[GOAL]
Locate every line that holds the string "JSON" and copy it.

Structured figure records:
"""

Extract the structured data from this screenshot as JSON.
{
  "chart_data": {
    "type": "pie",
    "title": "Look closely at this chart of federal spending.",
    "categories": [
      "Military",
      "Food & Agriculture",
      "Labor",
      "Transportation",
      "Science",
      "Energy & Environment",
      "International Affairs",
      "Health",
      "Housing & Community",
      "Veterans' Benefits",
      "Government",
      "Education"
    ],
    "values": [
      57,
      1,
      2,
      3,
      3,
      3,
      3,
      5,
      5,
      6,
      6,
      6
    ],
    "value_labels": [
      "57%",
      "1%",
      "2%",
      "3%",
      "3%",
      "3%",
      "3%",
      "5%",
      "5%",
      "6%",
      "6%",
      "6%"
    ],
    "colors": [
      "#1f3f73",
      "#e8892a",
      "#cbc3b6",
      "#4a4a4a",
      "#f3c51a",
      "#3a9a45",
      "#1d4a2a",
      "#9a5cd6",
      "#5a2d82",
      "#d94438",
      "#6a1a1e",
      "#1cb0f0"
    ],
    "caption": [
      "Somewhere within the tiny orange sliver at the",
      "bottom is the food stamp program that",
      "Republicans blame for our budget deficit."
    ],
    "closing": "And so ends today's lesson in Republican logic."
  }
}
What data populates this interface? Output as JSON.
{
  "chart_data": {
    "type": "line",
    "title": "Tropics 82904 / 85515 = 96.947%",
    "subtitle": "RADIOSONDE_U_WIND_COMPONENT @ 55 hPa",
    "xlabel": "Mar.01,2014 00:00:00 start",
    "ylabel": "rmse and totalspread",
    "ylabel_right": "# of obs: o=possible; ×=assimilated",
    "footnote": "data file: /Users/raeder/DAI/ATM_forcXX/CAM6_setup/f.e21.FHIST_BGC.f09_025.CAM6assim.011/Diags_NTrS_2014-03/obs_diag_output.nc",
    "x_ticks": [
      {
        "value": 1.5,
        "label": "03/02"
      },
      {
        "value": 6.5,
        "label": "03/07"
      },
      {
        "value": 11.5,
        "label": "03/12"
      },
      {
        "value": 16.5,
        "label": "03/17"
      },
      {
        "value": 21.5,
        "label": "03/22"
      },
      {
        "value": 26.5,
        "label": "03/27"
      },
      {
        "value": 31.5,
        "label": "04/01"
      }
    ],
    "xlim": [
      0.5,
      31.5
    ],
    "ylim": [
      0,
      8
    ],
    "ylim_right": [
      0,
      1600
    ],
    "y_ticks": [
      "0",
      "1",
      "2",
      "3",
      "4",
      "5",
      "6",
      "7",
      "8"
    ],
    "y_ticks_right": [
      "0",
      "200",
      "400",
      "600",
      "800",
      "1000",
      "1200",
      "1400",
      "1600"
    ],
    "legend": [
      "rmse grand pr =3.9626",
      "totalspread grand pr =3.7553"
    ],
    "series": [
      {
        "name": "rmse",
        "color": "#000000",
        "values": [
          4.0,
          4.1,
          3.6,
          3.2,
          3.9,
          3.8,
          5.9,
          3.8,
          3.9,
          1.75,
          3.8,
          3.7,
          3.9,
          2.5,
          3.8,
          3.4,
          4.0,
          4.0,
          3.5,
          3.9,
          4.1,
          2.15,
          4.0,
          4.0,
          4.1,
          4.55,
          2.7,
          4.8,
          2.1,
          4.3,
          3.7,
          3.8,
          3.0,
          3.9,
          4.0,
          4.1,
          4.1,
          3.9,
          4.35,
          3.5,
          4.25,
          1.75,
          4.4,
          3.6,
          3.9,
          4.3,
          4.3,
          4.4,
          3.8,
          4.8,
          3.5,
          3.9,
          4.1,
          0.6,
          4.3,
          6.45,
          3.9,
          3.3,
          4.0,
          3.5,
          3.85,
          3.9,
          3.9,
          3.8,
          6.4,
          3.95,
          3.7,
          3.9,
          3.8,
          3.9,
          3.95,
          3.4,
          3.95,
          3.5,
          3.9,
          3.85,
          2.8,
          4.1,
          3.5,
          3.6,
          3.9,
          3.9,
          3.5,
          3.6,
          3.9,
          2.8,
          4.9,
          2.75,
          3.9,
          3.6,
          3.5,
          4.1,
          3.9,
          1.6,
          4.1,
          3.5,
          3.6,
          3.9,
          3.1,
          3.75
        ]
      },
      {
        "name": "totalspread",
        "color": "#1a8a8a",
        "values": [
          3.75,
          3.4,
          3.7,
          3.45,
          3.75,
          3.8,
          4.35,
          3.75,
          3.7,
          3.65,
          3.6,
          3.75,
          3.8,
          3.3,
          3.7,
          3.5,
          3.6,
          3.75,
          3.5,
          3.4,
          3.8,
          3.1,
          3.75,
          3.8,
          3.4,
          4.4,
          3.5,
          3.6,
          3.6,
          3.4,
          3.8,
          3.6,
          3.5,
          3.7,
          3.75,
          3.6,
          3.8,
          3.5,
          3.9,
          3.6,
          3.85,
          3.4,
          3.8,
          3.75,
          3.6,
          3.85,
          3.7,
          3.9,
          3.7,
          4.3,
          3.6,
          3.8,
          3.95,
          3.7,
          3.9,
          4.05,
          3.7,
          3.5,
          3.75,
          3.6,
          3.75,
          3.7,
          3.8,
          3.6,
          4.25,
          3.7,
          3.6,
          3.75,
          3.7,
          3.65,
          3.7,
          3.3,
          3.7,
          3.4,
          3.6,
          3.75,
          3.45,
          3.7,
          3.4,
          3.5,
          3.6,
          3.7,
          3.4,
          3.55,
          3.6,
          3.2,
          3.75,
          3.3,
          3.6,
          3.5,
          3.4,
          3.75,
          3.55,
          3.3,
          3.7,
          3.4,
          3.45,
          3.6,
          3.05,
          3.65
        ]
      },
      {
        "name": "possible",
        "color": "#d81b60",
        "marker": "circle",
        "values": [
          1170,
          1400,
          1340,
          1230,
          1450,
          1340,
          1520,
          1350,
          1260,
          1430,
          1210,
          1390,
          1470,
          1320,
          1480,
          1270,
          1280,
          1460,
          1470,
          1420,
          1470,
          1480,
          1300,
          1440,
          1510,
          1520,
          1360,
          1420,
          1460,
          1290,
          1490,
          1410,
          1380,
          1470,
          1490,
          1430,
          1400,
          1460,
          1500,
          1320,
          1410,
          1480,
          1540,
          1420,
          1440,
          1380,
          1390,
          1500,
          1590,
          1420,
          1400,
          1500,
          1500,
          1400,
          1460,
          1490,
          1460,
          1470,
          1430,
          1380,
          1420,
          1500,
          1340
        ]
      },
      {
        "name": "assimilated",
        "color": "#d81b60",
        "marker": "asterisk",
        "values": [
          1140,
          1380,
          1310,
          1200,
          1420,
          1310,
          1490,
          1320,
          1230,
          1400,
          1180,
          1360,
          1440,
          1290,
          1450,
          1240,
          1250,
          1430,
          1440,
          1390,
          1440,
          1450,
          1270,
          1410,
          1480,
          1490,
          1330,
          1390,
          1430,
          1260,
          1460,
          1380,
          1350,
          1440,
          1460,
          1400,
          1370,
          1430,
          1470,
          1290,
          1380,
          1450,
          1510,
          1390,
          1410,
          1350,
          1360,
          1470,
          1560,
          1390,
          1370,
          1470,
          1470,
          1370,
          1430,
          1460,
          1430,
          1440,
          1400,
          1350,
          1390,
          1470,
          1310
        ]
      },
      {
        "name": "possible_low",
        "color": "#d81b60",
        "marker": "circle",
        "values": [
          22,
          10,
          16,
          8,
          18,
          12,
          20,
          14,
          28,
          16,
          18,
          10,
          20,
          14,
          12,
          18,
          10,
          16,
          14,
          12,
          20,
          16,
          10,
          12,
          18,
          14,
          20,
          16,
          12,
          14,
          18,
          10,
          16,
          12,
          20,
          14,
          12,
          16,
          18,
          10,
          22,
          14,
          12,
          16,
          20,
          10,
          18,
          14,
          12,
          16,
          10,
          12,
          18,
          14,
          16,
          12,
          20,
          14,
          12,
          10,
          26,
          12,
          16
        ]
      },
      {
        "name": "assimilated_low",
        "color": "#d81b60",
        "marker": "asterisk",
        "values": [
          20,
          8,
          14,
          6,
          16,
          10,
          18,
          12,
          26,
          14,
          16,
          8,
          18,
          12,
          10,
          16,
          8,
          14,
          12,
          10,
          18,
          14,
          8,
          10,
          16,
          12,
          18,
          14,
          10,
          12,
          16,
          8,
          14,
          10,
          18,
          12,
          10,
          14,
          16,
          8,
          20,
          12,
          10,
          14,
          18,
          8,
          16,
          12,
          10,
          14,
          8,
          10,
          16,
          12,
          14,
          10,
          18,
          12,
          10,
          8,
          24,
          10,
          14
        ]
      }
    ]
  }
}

"""

[FULL ANSWER]
Extract the structured data from this screenshot as JSON.
What data populates this interface? Output as JSON.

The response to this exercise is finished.